> [Task directions]:
Look through the data below. Show each line where the string "this" occurs.

────────────────

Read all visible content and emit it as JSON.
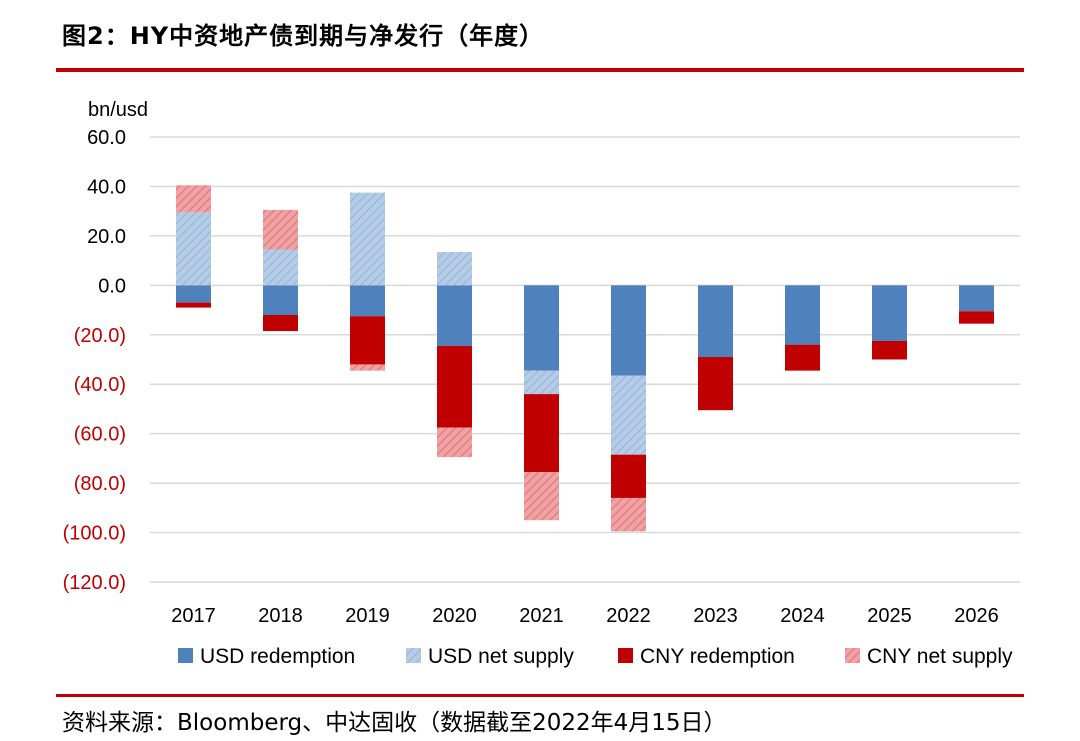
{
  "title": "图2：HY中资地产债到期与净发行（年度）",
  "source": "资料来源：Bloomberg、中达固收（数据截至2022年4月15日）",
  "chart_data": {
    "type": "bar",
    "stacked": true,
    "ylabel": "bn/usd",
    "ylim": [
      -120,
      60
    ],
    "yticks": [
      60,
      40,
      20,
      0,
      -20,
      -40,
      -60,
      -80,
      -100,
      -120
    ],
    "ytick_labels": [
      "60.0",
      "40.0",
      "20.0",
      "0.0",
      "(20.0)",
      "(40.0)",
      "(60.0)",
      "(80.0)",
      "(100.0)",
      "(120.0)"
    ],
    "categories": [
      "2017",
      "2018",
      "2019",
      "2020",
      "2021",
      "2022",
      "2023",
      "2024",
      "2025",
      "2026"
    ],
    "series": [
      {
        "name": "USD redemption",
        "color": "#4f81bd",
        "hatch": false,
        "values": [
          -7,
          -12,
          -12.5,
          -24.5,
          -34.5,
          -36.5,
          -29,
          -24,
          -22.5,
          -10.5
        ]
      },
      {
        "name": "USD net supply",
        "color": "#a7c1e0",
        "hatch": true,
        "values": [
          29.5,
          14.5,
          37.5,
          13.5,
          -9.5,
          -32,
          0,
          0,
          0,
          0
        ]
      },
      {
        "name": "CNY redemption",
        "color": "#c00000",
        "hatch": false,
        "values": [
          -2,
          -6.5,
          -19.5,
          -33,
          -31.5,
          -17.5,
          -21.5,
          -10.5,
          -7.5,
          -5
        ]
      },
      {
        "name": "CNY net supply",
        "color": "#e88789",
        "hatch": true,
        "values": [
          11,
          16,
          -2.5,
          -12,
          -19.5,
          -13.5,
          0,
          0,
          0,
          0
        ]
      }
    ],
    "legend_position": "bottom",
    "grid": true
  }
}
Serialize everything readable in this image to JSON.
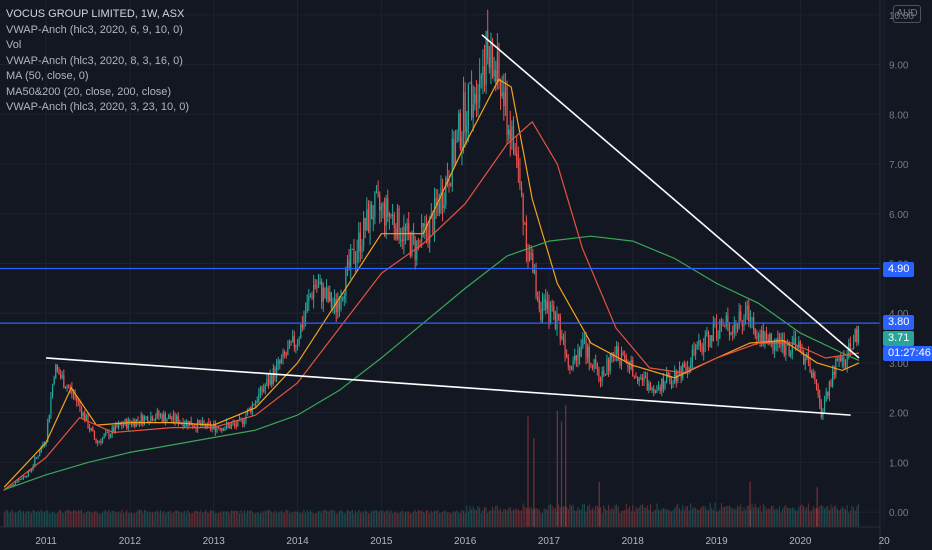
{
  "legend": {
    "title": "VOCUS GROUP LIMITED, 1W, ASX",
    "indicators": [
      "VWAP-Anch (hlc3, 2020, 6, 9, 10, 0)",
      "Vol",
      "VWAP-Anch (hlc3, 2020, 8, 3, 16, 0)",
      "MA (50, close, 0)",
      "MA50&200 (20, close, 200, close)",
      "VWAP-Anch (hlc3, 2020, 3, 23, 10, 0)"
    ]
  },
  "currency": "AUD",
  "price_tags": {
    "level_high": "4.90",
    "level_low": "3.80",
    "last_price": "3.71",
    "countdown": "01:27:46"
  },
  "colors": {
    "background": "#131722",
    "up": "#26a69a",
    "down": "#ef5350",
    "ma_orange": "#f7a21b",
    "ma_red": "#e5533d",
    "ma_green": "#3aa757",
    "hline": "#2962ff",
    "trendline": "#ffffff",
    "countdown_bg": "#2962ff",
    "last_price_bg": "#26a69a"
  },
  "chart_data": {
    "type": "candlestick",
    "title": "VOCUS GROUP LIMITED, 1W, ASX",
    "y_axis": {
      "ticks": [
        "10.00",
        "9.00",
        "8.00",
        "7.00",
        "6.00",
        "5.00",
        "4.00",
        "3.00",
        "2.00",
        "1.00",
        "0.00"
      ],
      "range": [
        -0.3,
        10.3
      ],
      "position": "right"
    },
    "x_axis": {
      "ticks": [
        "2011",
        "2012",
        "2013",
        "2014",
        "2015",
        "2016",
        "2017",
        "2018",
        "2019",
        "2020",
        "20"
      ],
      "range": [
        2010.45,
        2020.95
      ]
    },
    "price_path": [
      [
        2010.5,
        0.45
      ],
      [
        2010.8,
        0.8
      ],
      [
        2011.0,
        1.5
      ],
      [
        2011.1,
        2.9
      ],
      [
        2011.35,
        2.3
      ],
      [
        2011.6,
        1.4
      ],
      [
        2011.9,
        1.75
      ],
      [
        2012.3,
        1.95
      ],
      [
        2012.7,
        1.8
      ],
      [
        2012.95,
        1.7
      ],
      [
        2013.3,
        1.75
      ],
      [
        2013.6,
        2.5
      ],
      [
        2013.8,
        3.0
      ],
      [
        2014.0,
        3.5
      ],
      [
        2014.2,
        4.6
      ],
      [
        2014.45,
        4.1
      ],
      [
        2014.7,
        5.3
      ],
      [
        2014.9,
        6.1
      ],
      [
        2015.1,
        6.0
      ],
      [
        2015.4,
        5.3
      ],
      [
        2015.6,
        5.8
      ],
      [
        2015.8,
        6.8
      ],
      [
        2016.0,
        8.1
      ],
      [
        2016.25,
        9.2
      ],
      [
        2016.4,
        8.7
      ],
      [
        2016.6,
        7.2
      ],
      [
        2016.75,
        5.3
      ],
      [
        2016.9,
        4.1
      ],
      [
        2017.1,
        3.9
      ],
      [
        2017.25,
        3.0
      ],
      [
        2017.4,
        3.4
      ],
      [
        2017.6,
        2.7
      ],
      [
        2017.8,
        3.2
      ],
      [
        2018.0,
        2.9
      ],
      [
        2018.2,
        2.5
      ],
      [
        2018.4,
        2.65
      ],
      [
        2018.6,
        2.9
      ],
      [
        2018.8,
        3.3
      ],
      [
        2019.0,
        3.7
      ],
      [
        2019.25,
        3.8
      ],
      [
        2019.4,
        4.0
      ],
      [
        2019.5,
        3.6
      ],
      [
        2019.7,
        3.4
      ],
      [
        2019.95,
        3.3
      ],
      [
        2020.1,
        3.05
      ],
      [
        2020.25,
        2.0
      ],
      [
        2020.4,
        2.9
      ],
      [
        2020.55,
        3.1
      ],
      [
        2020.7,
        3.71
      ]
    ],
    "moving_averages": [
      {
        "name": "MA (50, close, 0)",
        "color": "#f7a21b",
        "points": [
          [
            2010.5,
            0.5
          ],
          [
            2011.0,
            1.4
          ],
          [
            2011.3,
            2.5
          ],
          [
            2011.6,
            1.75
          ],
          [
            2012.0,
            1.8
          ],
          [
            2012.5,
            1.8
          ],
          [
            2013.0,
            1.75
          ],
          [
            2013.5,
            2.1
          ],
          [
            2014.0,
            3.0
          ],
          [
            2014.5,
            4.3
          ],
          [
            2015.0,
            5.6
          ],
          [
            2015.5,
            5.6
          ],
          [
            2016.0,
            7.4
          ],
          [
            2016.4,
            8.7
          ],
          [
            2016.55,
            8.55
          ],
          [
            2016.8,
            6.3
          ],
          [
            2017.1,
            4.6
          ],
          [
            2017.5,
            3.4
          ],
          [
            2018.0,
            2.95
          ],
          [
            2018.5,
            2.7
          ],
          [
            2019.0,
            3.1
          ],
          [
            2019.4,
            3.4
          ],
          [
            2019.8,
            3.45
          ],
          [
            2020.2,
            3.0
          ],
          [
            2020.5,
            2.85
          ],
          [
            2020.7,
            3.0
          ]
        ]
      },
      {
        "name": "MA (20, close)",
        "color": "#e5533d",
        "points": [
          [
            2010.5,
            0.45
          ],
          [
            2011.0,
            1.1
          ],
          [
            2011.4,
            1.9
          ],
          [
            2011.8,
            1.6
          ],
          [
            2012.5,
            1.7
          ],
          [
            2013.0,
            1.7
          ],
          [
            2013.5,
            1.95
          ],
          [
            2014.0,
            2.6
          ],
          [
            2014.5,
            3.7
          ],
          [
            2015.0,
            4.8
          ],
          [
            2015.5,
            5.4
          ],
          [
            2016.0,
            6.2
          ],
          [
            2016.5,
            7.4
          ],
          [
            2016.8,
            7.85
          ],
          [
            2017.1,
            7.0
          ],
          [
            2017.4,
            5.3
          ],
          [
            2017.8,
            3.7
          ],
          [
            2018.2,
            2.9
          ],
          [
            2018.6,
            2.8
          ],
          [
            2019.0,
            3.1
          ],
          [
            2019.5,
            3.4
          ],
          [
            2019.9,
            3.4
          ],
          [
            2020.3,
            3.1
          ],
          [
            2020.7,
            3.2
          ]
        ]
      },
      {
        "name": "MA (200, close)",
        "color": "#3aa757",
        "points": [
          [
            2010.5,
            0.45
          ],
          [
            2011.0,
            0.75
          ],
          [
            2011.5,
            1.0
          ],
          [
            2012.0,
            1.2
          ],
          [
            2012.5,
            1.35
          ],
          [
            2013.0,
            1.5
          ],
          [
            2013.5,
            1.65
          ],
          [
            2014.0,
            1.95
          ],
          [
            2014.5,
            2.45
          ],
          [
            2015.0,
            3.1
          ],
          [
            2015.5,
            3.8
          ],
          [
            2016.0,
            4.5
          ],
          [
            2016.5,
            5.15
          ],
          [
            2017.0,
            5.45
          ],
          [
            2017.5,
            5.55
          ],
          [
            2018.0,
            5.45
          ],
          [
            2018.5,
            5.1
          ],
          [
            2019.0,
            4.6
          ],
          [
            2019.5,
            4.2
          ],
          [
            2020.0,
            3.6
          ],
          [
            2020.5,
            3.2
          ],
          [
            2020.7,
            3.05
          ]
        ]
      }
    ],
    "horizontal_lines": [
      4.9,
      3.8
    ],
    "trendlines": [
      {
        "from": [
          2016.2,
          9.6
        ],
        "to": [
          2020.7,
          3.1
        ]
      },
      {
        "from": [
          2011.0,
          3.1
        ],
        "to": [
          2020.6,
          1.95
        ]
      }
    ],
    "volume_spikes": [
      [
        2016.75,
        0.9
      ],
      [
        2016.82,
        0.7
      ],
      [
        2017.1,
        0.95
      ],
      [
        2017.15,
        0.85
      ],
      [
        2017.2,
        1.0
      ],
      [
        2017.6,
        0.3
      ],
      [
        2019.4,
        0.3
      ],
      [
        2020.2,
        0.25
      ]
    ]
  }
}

────────────────

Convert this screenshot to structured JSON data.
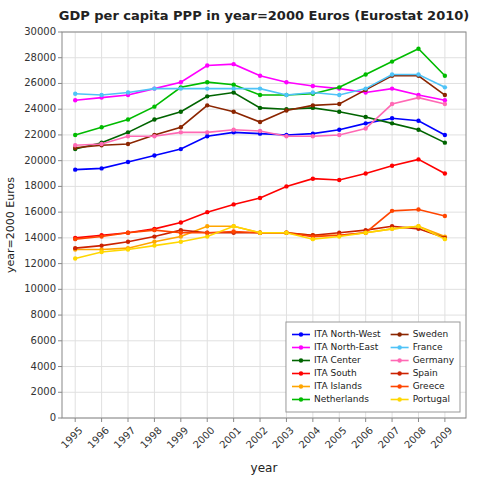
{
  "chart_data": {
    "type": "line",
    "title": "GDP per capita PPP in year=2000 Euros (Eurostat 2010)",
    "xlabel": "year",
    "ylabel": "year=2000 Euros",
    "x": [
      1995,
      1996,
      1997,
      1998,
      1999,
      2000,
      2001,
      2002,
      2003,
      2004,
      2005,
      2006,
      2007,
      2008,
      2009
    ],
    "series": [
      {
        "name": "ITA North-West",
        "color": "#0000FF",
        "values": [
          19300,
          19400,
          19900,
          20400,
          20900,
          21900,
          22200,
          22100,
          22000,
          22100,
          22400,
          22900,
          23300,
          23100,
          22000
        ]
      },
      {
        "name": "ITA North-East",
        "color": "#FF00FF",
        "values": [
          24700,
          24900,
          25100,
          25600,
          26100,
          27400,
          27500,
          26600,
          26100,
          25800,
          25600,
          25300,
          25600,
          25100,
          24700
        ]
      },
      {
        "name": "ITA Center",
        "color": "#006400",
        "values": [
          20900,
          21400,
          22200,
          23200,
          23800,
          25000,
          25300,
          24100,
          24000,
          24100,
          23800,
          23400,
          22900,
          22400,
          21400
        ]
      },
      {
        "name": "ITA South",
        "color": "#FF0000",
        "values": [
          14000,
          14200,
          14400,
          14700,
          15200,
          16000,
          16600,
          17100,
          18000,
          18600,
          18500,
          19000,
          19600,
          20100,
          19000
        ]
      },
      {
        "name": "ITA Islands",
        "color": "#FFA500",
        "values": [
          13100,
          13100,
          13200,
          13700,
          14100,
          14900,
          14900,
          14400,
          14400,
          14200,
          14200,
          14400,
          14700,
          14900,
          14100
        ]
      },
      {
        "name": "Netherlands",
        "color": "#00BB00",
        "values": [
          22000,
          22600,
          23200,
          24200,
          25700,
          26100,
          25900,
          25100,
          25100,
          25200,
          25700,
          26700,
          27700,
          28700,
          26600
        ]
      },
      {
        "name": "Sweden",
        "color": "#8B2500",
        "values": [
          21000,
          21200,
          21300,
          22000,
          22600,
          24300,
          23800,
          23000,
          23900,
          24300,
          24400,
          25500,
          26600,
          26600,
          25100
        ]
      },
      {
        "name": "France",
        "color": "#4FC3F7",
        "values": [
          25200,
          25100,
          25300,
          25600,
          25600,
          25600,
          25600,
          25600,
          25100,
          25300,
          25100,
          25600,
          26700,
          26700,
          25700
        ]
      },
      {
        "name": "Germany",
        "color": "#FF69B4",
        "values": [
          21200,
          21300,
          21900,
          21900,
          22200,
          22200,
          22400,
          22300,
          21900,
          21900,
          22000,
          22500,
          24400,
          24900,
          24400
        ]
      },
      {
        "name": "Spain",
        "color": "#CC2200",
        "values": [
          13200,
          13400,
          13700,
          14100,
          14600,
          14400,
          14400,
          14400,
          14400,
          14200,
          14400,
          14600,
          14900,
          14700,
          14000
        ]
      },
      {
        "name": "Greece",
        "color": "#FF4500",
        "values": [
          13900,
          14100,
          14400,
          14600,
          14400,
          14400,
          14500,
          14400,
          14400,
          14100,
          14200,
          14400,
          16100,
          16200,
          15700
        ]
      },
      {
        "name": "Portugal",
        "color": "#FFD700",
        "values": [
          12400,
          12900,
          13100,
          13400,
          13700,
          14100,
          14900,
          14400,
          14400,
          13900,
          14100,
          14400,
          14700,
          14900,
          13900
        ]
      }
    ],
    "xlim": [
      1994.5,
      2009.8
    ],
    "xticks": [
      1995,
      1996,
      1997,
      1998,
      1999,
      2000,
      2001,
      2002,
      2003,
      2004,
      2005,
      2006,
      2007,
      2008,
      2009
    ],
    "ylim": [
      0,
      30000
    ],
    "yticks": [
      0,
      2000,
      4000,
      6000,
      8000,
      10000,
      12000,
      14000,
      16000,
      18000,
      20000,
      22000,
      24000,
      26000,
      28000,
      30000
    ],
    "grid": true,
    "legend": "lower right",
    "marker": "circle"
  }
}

────────────────

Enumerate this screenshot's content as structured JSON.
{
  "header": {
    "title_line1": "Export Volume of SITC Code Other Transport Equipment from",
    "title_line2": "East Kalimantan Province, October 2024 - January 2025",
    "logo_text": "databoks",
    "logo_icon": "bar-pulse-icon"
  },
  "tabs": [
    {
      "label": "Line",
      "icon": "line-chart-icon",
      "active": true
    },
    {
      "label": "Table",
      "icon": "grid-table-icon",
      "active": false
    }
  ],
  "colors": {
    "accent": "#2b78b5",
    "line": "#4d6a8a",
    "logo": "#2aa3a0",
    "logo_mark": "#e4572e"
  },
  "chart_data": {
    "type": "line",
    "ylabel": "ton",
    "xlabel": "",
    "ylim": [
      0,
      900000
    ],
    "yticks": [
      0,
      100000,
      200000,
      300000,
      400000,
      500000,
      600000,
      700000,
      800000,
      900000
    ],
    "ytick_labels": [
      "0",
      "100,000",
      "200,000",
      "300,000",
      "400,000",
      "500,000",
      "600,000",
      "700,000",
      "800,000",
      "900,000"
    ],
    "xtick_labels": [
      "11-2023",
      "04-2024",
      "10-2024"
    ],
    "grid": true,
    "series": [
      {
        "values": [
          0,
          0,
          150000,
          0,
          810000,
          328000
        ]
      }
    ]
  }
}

────────────────

> [Response below]:
Serialize everything readable in this image to JSON.
Convert this screenshot to structured JSON data.
Enumerate this screenshot's content as structured JSON.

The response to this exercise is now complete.